Dataset items
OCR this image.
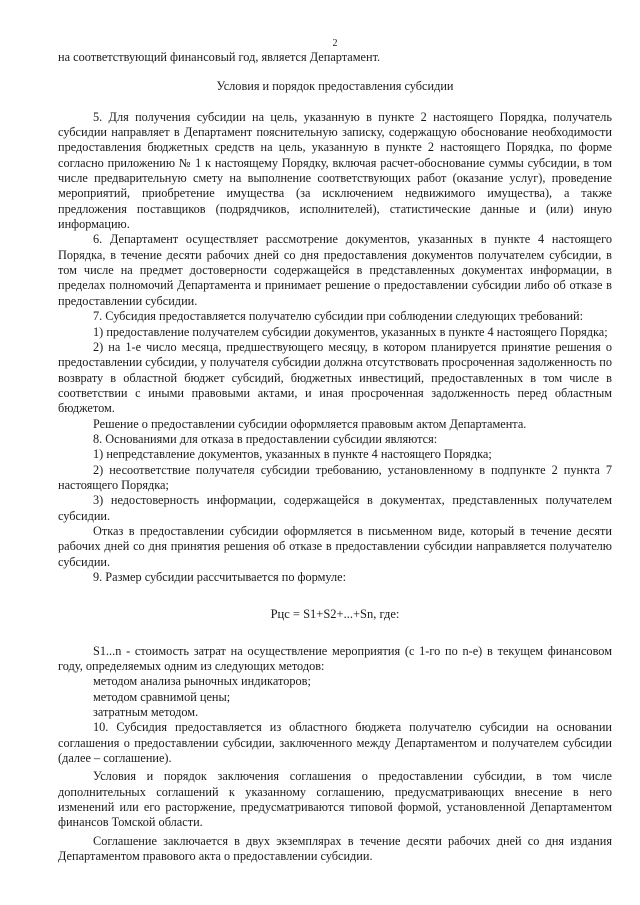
2

на соответствующий финансовый год, является Департамент.

Условия и порядок предоставления субсидии

5. Для получения субсидии на цель, указанную в пункте 2 настоящего Порядка, получатель субсидии направляет в Департамент пояснительную записку, содержащую обоснование необходимости предоставления бюджетных средств на цель, указанную в пункте 2 настоящего Порядка, по форме согласно приложению № 1 к настоящему Порядку, включая расчет-обоснование суммы субсидии, в том числе предварительную смету на выполнение соответствующих работ (оказание услуг), проведение мероприятий, приобретение имущества (за исключением недвижимого имущества), а также предложения поставщиков (подрядчиков, исполнителей), статистические данные и (или) иную информацию.

6. Департамент осуществляет рассмотрение документов, указанных в пункте 4 настоящего Порядка, в течение десяти рабочих дней со дня предоставления документов получателем субсидии, в том числе на предмет достоверности содержащейся в представленных документах информации, в пределах полномочий Департамента и принимает решение о предоставлении субсидии либо об отказе в предоставлении субсидии.

7. Субсидия предоставляется получателю субсидии при соблюдении следующих требований:

1) предоставление получателем субсидии документов, указанных в пункте 4 настоящего Порядка;

2) на 1-е число месяца, предшествующего месяцу, в котором планируется принятие решения о предоставлении субсидии, у получателя субсидии должна отсутствовать просроченная задолженность по возврату в областной бюджет субсидий, бюджетных инвестиций, предоставленных в том числе в соответствии с иными правовыми актами, и иная просроченная задолженность перед областным бюджетом.

Решение о предоставлении субсидии оформляется правовым актом Департамента.

8. Основаниями для отказа в предоставлении субсидии являются:

1) непредставление документов, указанных в пункте 4 настоящего Порядка;

2) несоответствие получателя субсидии требованию, установленному в подпункте 2 пункта 7 настоящего Порядка;

3) недостоверность информации, содержащейся в документах, представленных получателем субсидии.

Отказ в предоставлении субсидии оформляется в письменном виде, который в течение десяти рабочих дней со дня принятия решения об отказе в предоставлении субсидии направляется получателю субсидии.

9. Размер субсидии рассчитывается по формуле:

Рцс = S1+S2+...+Sn, где:

S1...n - стоимость затрат на осуществление мероприятия (с 1-го по n-е) в текущем финансовом году, определяемых одним из следующих методов:

методом анализа рыночных индикаторов;

методом сравнимой цены;

затратным методом.

10. Субсидия предоставляется из областного бюджета получателю субсидии на основании соглашения о предоставлении субсидии, заключенного между Департаментом и получателем субсидии (далее – соглашение).

Условия и порядок заключения соглашения о предоставлении субсидии, в том числе дополнительных соглашений к указанному соглашению, предусматривающих внесение в него изменений или его расторжение, предусматриваются типовой формой, установленной Департаментом финансов Томской области.

Соглашение заключается в двух экземплярах в течение десяти рабочих дней со дня издания Департаментом правового акта о предоставлении субсидии.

| To do |
Omit the pictures. Output every record above word for word.

| Result below |
OCR this image.
2

на соответствующий финансовый год, является Департамент.

Условия и порядок предоставления субсидии

5. Для получения субсидии на цель, указанную в пункте 2 настоящего Порядка, получатель субсидии направляет в Департамент пояснительную записку, содержащую обоснование необходимости предоставления бюджетных средств на цель, указанную в пункте 2 настоящего Порядка, по форме согласно приложению № 1 к настоящему Порядку, включая расчет-обоснование суммы субсидии, в том числе предварительную смету на выполнение соответствующих работ (оказание услуг), проведение мероприятий, приобретение имущества (за исключением недвижимого имущества), а также предложения поставщиков (подрядчиков, исполнителей), статистические данные и (или) иную информацию.

6. Департамент осуществляет рассмотрение документов, указанных в пункте 4 настоящего Порядка, в течение десяти рабочих дней со дня предоставления документов получателем субсидии, в том числе на предмет достоверности содержащейся в представленных документах информации, в пределах полномочий Департамента и принимает решение о предоставлении субсидии либо об отказе в предоставлении субсидии.

7. Субсидия предоставляется получателю субсидии при соблюдении следующих требований:

1) предоставление получателем субсидии документов, указанных в пункте 4 настоящего Порядка;

2) на 1-е число месяца, предшествующего месяцу, в котором планируется принятие решения о предоставлении субсидии, у получателя субсидии должна отсутствовать просроченная задолженность по возврату в областной бюджет субсидий, бюджетных инвестиций, предоставленных в том числе в соответствии с иными правовыми актами, и иная просроченная задолженность перед областным бюджетом.

Решение о предоставлении субсидии оформляется правовым актом Департамента.

8. Основаниями для отказа в предоставлении субсидии являются:

1) непредставление документов, указанных в пункте 4 настоящего Порядка;

2) несоответствие получателя субсидии требованию, установленному в подпункте 2 пункта 7 настоящего Порядка;

3) недостоверность информации, содержащейся в документах, представленных получателем субсидии.

Отказ в предоставлении субсидии оформляется в письменном виде, который в течение десяти рабочих дней со дня принятия решения об отказе в предоставлении субсидии направляется получателю субсидии.

9. Размер субсидии рассчитывается по формуле:

Рцс = S1+S2+...+Sn, где:

S1...n - стоимость затрат на осуществление мероприятия (с 1-го по n-е) в текущем финансовом году, определяемых одним из следующих методов:

методом анализа рыночных индикаторов;

методом сравнимой цены;

затратным методом.

10. Субсидия предоставляется из областного бюджета получателю субсидии на основании соглашения о предоставлении субсидии, заключенного между Департаментом и получателем субсидии (далее – соглашение).

Условия и порядок заключения соглашения о предоставлении субсидии, в том числе дополнительных соглашений к указанному соглашению, предусматривающих внесение в него изменений или его расторжение, предусматриваются типовой формой, установленной Департаментом финансов Томской области.

Соглашение заключается в двух экземплярах в течение десяти рабочих дней со дня издания Департаментом правового акта о предоставлении субсидии.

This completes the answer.